What you will do
Look through the records below and collect all lines that hold the string "infrastruktura".

= = =

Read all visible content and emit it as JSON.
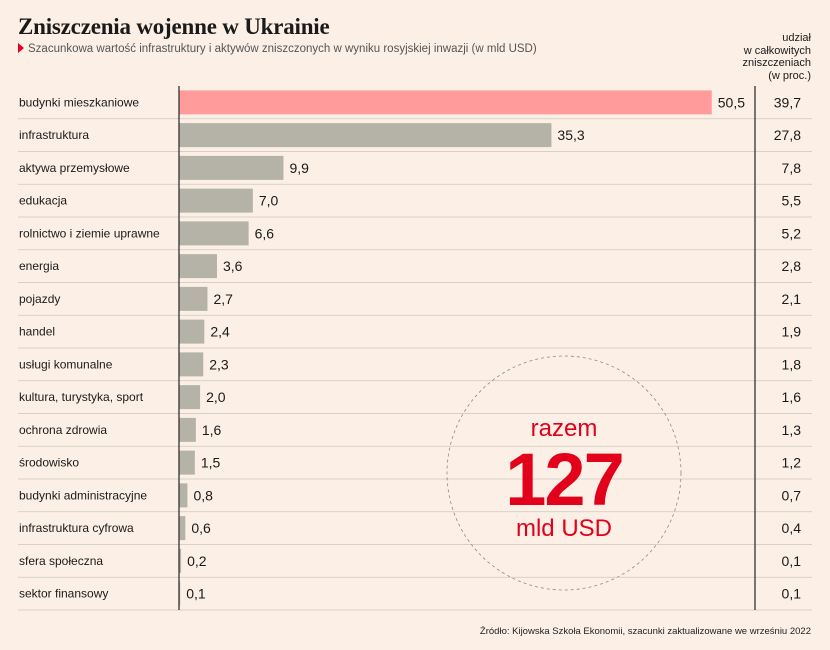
{
  "title": "Zniszczenia wojenne w Ukrainie",
  "subtitle": "Szacunkowa wartość infrastruktury i aktywów zniszczonych w wyniku rosyjskiej inwazji (w mld USD)",
  "share_header": "udział\nw całkowitych\nzniszczeniach\n(w proc.)",
  "source": "Źródło: Kijowska Szkoła Ekonomii, szacunki zaktualizowane we wrześniu 2022",
  "total": {
    "label_top": "razem",
    "value": "127",
    "label_bottom": "mld USD"
  },
  "colors": {
    "highlight": "#ff9b9b",
    "bar": "#b5b2a8",
    "accent": "#e3001b",
    "background": "#fcf0e6"
  },
  "chart_data": {
    "type": "bar",
    "orientation": "horizontal",
    "categories": [
      "budynki mieszkaniowe",
      "infrastruktura",
      "aktywa przemysłowe",
      "edukacja",
      "rolnictwo i ziemie uprawne",
      "energia",
      "pojazdy",
      "handel",
      "usługi komunalne",
      "kultura, turystyka, sport",
      "ochrona zdrowia",
      "środowisko",
      "budynki administracyjne",
      "infrastruktura cyfrowa",
      "sfera społeczna",
      "sektor finansowy"
    ],
    "values": [
      50.5,
      35.3,
      9.9,
      7.0,
      6.6,
      3.6,
      2.7,
      2.4,
      2.3,
      2.0,
      1.6,
      1.5,
      0.8,
      0.6,
      0.2,
      0.1
    ],
    "value_labels": [
      "50,5",
      "35,3",
      "9,9",
      "7,0",
      "6,6",
      "3,6",
      "2,7",
      "2,4",
      "2,3",
      "2,0",
      "1,6",
      "1,5",
      "0,8",
      "0,6",
      "0,2",
      "0,1"
    ],
    "share_labels": [
      "39,7",
      "27,8",
      "7,8",
      "5,5",
      "5,2",
      "2,8",
      "2,1",
      "1,9",
      "1,8",
      "1,6",
      "1,3",
      "1,2",
      "0,7",
      "0,4",
      "0,1",
      "0,1"
    ],
    "highlight_index": 0,
    "grid": false,
    "legend": "none"
  }
}
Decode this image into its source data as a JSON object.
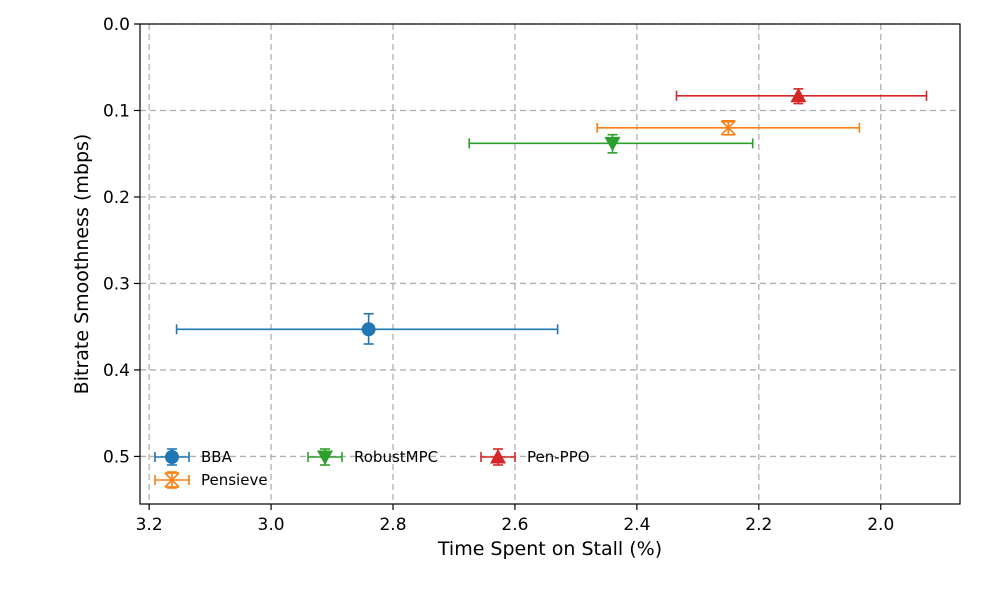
{
  "chart_data": {
    "type": "scatter",
    "xlabel": "Time Spent on Stall (%)",
    "ylabel": "Bitrate Smoothness (mbps)",
    "xlim": [
      3.215,
      1.87
    ],
    "ylim": [
      0.555,
      0.0
    ],
    "x_inverted": true,
    "y_inverted": true,
    "x_ticks": [
      "3.2",
      "3.0",
      "2.8",
      "2.6",
      "2.4",
      "2.2",
      "2.0"
    ],
    "y_ticks": [
      "0.0",
      "0.1",
      "0.2",
      "0.3",
      "0.4",
      "0.5"
    ],
    "grid": true,
    "legend_position": "lower-left",
    "series": [
      {
        "name": "BBA",
        "color": "#1f77b4",
        "marker": "circle",
        "x": 2.84,
        "y": 0.353,
        "x_err_low": 3.155,
        "x_err_high": 2.53,
        "y_err_low": 0.335,
        "y_err_high": 0.37
      },
      {
        "name": "Pensieve",
        "color": "#ff7f0e",
        "marker": "x-hollow",
        "x": 2.25,
        "y": 0.12,
        "x_err_low": 2.465,
        "x_err_high": 2.035,
        "y_err_low": 0.113,
        "y_err_high": 0.128
      },
      {
        "name": "RobustMPC",
        "color": "#2ca02c",
        "marker": "triangle-down",
        "x": 2.44,
        "y": 0.138,
        "x_err_low": 2.675,
        "x_err_high": 2.21,
        "y_err_low": 0.128,
        "y_err_high": 0.149
      },
      {
        "name": "Pen-PPO",
        "color": "#d62728",
        "marker": "triangle-up",
        "x": 2.135,
        "y": 0.083,
        "x_err_low": 2.335,
        "x_err_high": 1.925,
        "y_err_low": 0.075,
        "y_err_high": 0.092
      }
    ]
  }
}
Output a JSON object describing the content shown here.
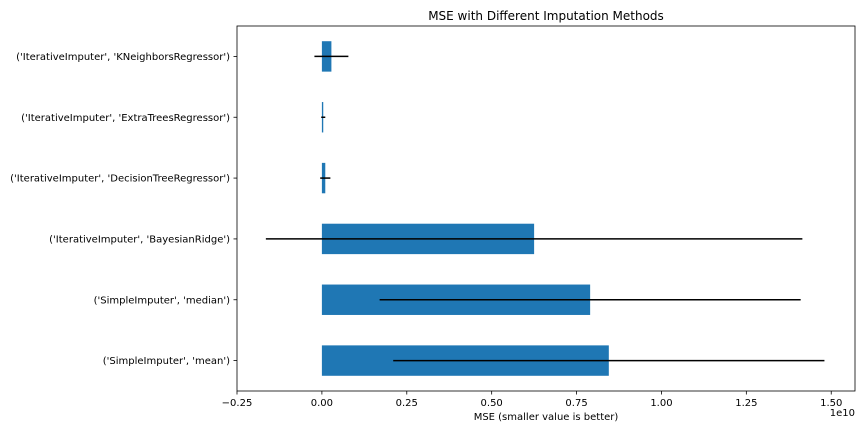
{
  "chart_data": {
    "type": "bar",
    "orientation": "horizontal",
    "title": "MSE with Different Imputation Methods",
    "xlabel": "MSE (smaller value is better)",
    "ylabel": "",
    "x_offset_label": "1e10",
    "xlim": [
      -0.25,
      1.57
    ],
    "x_ticks": [
      -0.25,
      0.0,
      0.25,
      0.5,
      0.75,
      1.0,
      1.25,
      1.5
    ],
    "x_tick_labels": [
      "−0.25",
      "0.00",
      "0.25",
      "0.50",
      "0.75",
      "1.00",
      "1.25",
      "1.50"
    ],
    "categories": [
      "('SimpleImputer', 'mean')",
      "('SimpleImputer', 'median')",
      "('IterativeImputer', 'BayesianRidge')",
      "('IterativeImputer', 'DecisionTreeRegressor')",
      "('IterativeImputer', 'ExtraTreesRegressor')",
      "('IterativeImputer', 'KNeighborsRegressor')"
    ],
    "values": [
      0.845,
      0.79,
      0.625,
      0.01,
      0.004,
      0.028
    ],
    "errors": [
      0.635,
      0.62,
      0.79,
      0.015,
      0.006,
      0.05
    ],
    "bar_color": "#1f77b4",
    "error_color": "#000000",
    "grid": false,
    "legend": false
  }
}
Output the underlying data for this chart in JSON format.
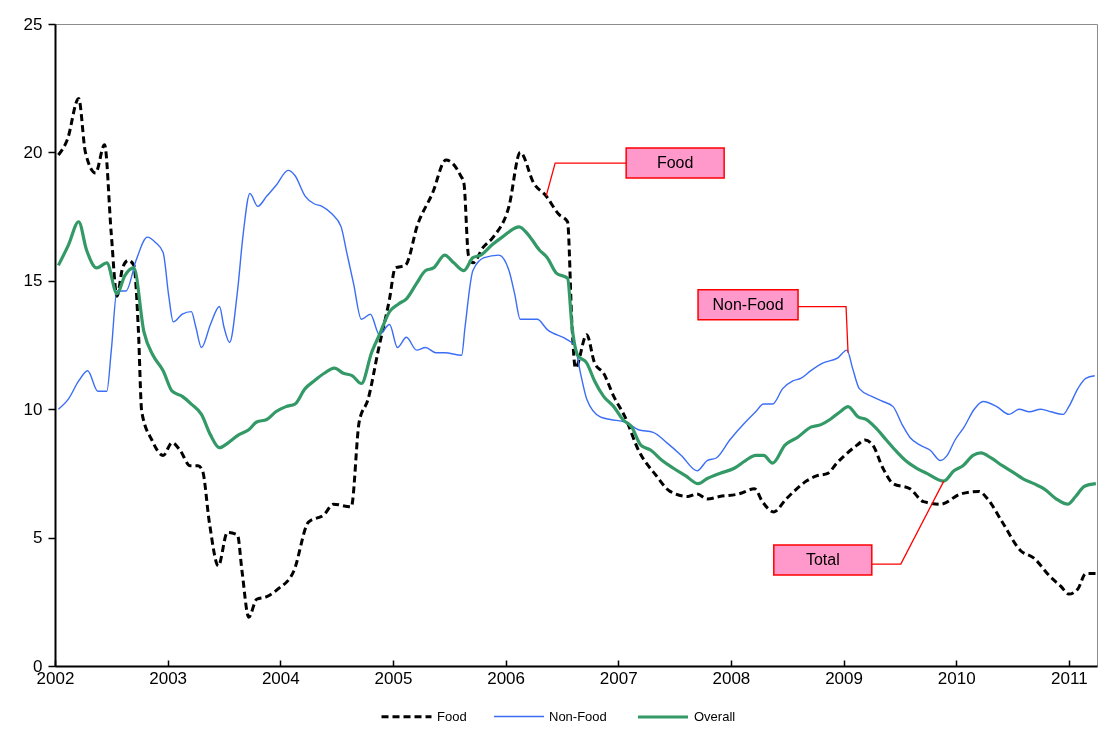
{
  "chart_data": {
    "type": "line",
    "xlim": [
      2002,
      2011.25
    ],
    "ylim": [
      0,
      25
    ],
    "xticks": [
      2002,
      2003,
      2004,
      2005,
      2006,
      2007,
      2008,
      2009,
      2010,
      2011
    ],
    "yticks": [
      0,
      5,
      10,
      15,
      20,
      25
    ],
    "legend": "bottom",
    "series": [
      {
        "name": "Food",
        "color": "#000000",
        "line_style": "dashed",
        "x": [
          2002.03,
          2002.11,
          2002.21,
          2002.27,
          2002.36,
          2002.44,
          2002.5,
          2002.55,
          2002.6,
          2002.65,
          2002.7,
          2002.74,
          2002.77,
          2002.86,
          2002.96,
          2003.04,
          2003.11,
          2003.2,
          2003.27,
          2003.31,
          2003.37,
          2003.45,
          2003.53,
          2003.62,
          2003.66,
          2003.72,
          2003.79,
          2003.88,
          2003.98,
          2004.12,
          2004.25,
          2004.39,
          2004.47,
          2004.63,
          2004.7,
          2004.78,
          2004.87,
          2004.97,
          2005.02,
          2005.11,
          2005.22,
          2005.35,
          2005.47,
          2005.6,
          2005.63,
          2005.67,
          2005.71,
          2005.8,
          2005.89,
          2006.03,
          2006.13,
          2006.25,
          2006.36,
          2006.47,
          2006.55,
          2006.59,
          2006.62,
          2006.72,
          2006.79,
          2006.87,
          2006.96,
          2007.06,
          2007.18,
          2007.34,
          2007.46,
          2007.62,
          2007.7,
          2007.79,
          2007.9,
          2008.07,
          2008.21,
          2008.28,
          2008.38,
          2008.49,
          2008.56,
          2008.67,
          2008.76,
          2008.86,
          2008.94,
          2009.01,
          2009.12,
          2009.19,
          2009.26,
          2009.35,
          2009.44,
          2009.59,
          2009.71,
          2009.86,
          2010.04,
          2010.2,
          2010.28,
          2010.41,
          2010.57,
          2010.69,
          2010.83,
          2010.93,
          2011.0,
          2011.08,
          2011.15,
          2011.24
        ],
        "values": [
          19.9,
          20.5,
          22.1,
          20.0,
          19.2,
          20.3,
          16.8,
          14.4,
          15.5,
          15.8,
          15.6,
          13.1,
          9.9,
          8.8,
          8.2,
          8.7,
          8.4,
          7.8,
          7.8,
          7.6,
          5.6,
          3.9,
          5.2,
          5.1,
          3.7,
          1.9,
          2.6,
          2.7,
          3.0,
          3.7,
          5.6,
          5.9,
          6.3,
          6.2,
          9.5,
          10.4,
          12.3,
          14.3,
          15.5,
          15.6,
          17.2,
          18.4,
          19.7,
          19.1,
          18.8,
          16.0,
          15.7,
          16.3,
          16.7,
          17.9,
          20.0,
          18.8,
          18.3,
          17.6,
          17.3,
          13.2,
          11.6,
          12.9,
          11.8,
          11.4,
          10.5,
          9.7,
          8.4,
          7.4,
          6.8,
          6.6,
          6.7,
          6.5,
          6.6,
          6.7,
          6.9,
          6.4,
          6.0,
          6.5,
          6.8,
          7.2,
          7.4,
          7.5,
          7.9,
          8.2,
          8.6,
          8.8,
          8.6,
          7.7,
          7.1,
          6.9,
          6.4,
          6.3,
          6.7,
          6.8,
          6.5,
          5.6,
          4.5,
          4.2,
          3.5,
          3.1,
          2.8,
          3.0,
          3.6,
          3.6
        ]
      },
      {
        "name": "Non-Food",
        "color": "#3b6ef5",
        "line_style": "solid",
        "x": [
          2002.03,
          2002.12,
          2002.21,
          2002.29,
          2002.38,
          2002.46,
          2002.5,
          2002.55,
          2002.63,
          2002.72,
          2002.82,
          2002.89,
          2002.96,
          2003.01,
          2003.05,
          2003.13,
          2003.21,
          2003.25,
          2003.3,
          2003.38,
          2003.46,
          2003.5,
          2003.55,
          2003.62,
          2003.67,
          2003.73,
          2003.8,
          2003.88,
          2003.96,
          2004.07,
          2004.13,
          2004.22,
          2004.3,
          2004.37,
          2004.46,
          2004.54,
          2004.59,
          2004.65,
          2004.72,
          2004.8,
          2004.88,
          2004.97,
          2005.04,
          2005.12,
          2005.21,
          2005.29,
          2005.38,
          2005.46,
          2005.61,
          2005.64,
          2005.71,
          2005.81,
          2005.94,
          2006.03,
          2006.08,
          2006.13,
          2006.28,
          2006.37,
          2006.55,
          2006.61,
          2006.67,
          2006.72,
          2006.84,
          2006.93,
          2007.06,
          2007.18,
          2007.31,
          2007.43,
          2007.56,
          2007.7,
          2007.79,
          2007.87,
          2007.99,
          2008.13,
          2008.22,
          2008.29,
          2008.37,
          2008.46,
          2008.55,
          2008.62,
          2008.71,
          2008.82,
          2008.95,
          2009.03,
          2009.08,
          2009.14,
          2009.25,
          2009.35,
          2009.44,
          2009.52,
          2009.59,
          2009.68,
          2009.77,
          2009.86,
          2009.92,
          2009.99,
          2010.07,
          2010.16,
          2010.24,
          2010.36,
          2010.47,
          2010.56,
          2010.65,
          2010.75,
          2010.84,
          2010.95,
          2011.0,
          2011.08,
          2011.15,
          2011.23
        ],
        "values": [
          10.0,
          10.4,
          11.1,
          11.5,
          10.7,
          10.7,
          12.3,
          14.6,
          14.6,
          15.8,
          16.7,
          16.5,
          16.1,
          14.4,
          13.4,
          13.7,
          13.8,
          13.2,
          12.4,
          13.3,
          14.0,
          13.2,
          12.6,
          14.6,
          16.8,
          18.4,
          17.9,
          18.3,
          18.7,
          19.3,
          19.1,
          18.3,
          18.0,
          17.9,
          17.6,
          17.1,
          16.1,
          14.9,
          13.5,
          13.7,
          12.9,
          13.3,
          12.4,
          12.8,
          12.3,
          12.4,
          12.2,
          12.2,
          12.1,
          13.2,
          15.4,
          15.9,
          16.0,
          15.4,
          14.5,
          13.5,
          13.5,
          13.1,
          12.7,
          12.5,
          11.3,
          10.4,
          9.7,
          9.6,
          9.5,
          9.2,
          9.1,
          8.7,
          8.2,
          7.6,
          8.0,
          8.1,
          8.8,
          9.5,
          9.9,
          10.2,
          10.2,
          10.8,
          11.1,
          11.2,
          11.5,
          11.8,
          12.0,
          12.3,
          11.6,
          10.8,
          10.5,
          10.3,
          10.1,
          9.4,
          8.9,
          8.6,
          8.4,
          8.0,
          8.2,
          8.8,
          9.3,
          10.0,
          10.3,
          10.1,
          9.8,
          10.0,
          9.9,
          10.0,
          9.9,
          9.8,
          10.1,
          10.8,
          11.2,
          11.3
        ]
      },
      {
        "name": "Overall",
        "color": "#339966",
        "line_style": "solid",
        "x": [
          2002.03,
          2002.12,
          2002.21,
          2002.28,
          2002.37,
          2002.46,
          2002.55,
          2002.62,
          2002.7,
          2002.79,
          2002.87,
          2002.96,
          2003.04,
          2003.13,
          2003.21,
          2003.3,
          2003.38,
          2003.46,
          2003.54,
          2003.63,
          2003.72,
          2003.79,
          2003.88,
          2003.96,
          2004.05,
          2004.13,
          2004.22,
          2004.3,
          2004.39,
          2004.48,
          2004.56,
          2004.64,
          2004.72,
          2004.81,
          2004.88,
          2004.97,
          2005.05,
          2005.12,
          2005.21,
          2005.29,
          2005.36,
          2005.46,
          2005.54,
          2005.63,
          2005.71,
          2005.78,
          2005.88,
          2005.97,
          2006.12,
          2006.2,
          2006.3,
          2006.37,
          2006.45,
          2006.55,
          2006.59,
          2006.64,
          2006.72,
          2006.79,
          2006.87,
          2006.96,
          2007.04,
          2007.12,
          2007.2,
          2007.29,
          2007.39,
          2007.49,
          2007.6,
          2007.71,
          2007.79,
          2007.9,
          2008.03,
          2008.13,
          2008.22,
          2008.29,
          2008.37,
          2008.48,
          2008.59,
          2008.71,
          2008.8,
          2008.88,
          2008.97,
          2009.04,
          2009.13,
          2009.2,
          2009.28,
          2009.38,
          2009.46,
          2009.55,
          2009.65,
          2009.74,
          2009.89,
          2009.98,
          2010.06,
          2010.15,
          2010.22,
          2010.31,
          2010.41,
          2010.52,
          2010.59,
          2010.69,
          2010.78,
          2010.89,
          2010.99,
          2011.06,
          2011.14,
          2011.24
        ],
        "values": [
          15.6,
          16.4,
          17.3,
          16.2,
          15.5,
          15.7,
          14.5,
          15.2,
          15.5,
          13.0,
          12.1,
          11.5,
          10.7,
          10.5,
          10.2,
          9.8,
          9.0,
          8.5,
          8.7,
          9.0,
          9.2,
          9.5,
          9.6,
          9.9,
          10.1,
          10.2,
          10.8,
          11.1,
          11.4,
          11.6,
          11.4,
          11.3,
          11.0,
          12.2,
          12.9,
          13.8,
          14.1,
          14.3,
          14.9,
          15.4,
          15.5,
          16.0,
          15.7,
          15.4,
          15.9,
          16.0,
          16.4,
          16.7,
          17.1,
          16.8,
          16.2,
          15.9,
          15.3,
          15.1,
          13.2,
          12.1,
          11.8,
          11.1,
          10.5,
          10.1,
          9.6,
          9.3,
          8.6,
          8.4,
          8.0,
          7.7,
          7.4,
          7.1,
          7.3,
          7.5,
          7.7,
          8.0,
          8.2,
          8.2,
          7.9,
          8.6,
          8.9,
          9.3,
          9.4,
          9.6,
          9.9,
          10.1,
          9.7,
          9.6,
          9.3,
          8.8,
          8.4,
          8.0,
          7.7,
          7.5,
          7.2,
          7.6,
          7.8,
          8.2,
          8.3,
          8.1,
          7.8,
          7.5,
          7.3,
          7.1,
          6.9,
          6.5,
          6.3,
          6.6,
          7.0,
          7.1
        ]
      }
    ],
    "annotations": [
      {
        "text": "Food",
        "x": 2006.36,
        "y": 18.3
      },
      {
        "text": "Non-Food",
        "x": 2009.04,
        "y": 12.2
      },
      {
        "text": "Total",
        "x": 2009.89,
        "y": 7.2
      }
    ]
  }
}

= = =

Answer below
      "infrastruktura",
      "infrastruktura cyfrowa",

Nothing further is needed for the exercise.